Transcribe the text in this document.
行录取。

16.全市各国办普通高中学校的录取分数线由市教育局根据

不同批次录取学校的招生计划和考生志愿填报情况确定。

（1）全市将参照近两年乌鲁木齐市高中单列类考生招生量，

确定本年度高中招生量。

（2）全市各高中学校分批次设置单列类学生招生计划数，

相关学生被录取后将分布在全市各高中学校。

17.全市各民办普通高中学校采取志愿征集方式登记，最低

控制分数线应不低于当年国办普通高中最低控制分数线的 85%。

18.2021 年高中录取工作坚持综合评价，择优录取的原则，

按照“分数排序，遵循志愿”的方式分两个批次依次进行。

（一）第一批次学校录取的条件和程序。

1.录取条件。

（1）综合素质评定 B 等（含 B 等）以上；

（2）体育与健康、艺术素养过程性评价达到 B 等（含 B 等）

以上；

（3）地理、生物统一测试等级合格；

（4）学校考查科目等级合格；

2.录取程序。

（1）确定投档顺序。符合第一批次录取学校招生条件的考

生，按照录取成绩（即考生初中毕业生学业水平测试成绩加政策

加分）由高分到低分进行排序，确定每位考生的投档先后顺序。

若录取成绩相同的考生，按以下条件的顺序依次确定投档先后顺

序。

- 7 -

******************************

Reproduce each entry from the records above, character for character.

__PROBLEM SOLUTION__:
Transcribe the text in this document.
行录取。

16.全市各国办普通高中学校的录取分数线由市教育局根据

不同批次录取学校的招生计划和考生志愿填报情况确定。

（1）全市将参照近两年乌鲁木齐市高中单列类考生招生量，

确定本年度高中招生量。

（2）全市各高中学校分批次设置单列类学生招生计划数，

相关学生被录取后将分布在全市各高中学校。

17.全市各民办普通高中学校采取志愿征集方式登记，最低

控制分数线应不低于当年国办普通高中最低控制分数线的 85%。

18.2021 年高中录取工作坚持综合评价，择优录取的原则，

按照“分数排序，遵循志愿”的方式分两个批次依次进行。

（一）第一批次学校录取的条件和程序。

1.录取条件。

（1）综合素质评定 B 等（含 B 等）以上；

（2）体育与健康、艺术素养过程性评价达到 B 等（含 B 等）

以上；

（3）地理、生物统一测试等级合格；

（4）学校考查科目等级合格；

2.录取程序。

（1）确定投档顺序。符合第一批次录取学校招生条件的考

生，按照录取成绩（即考生初中毕业生学业水平测试成绩加政策

加分）由高分到低分进行排序，确定每位考生的投档先后顺序。

若录取成绩相同的考生，按以下条件的顺序依次确定投档先后顺

序。

- 7 -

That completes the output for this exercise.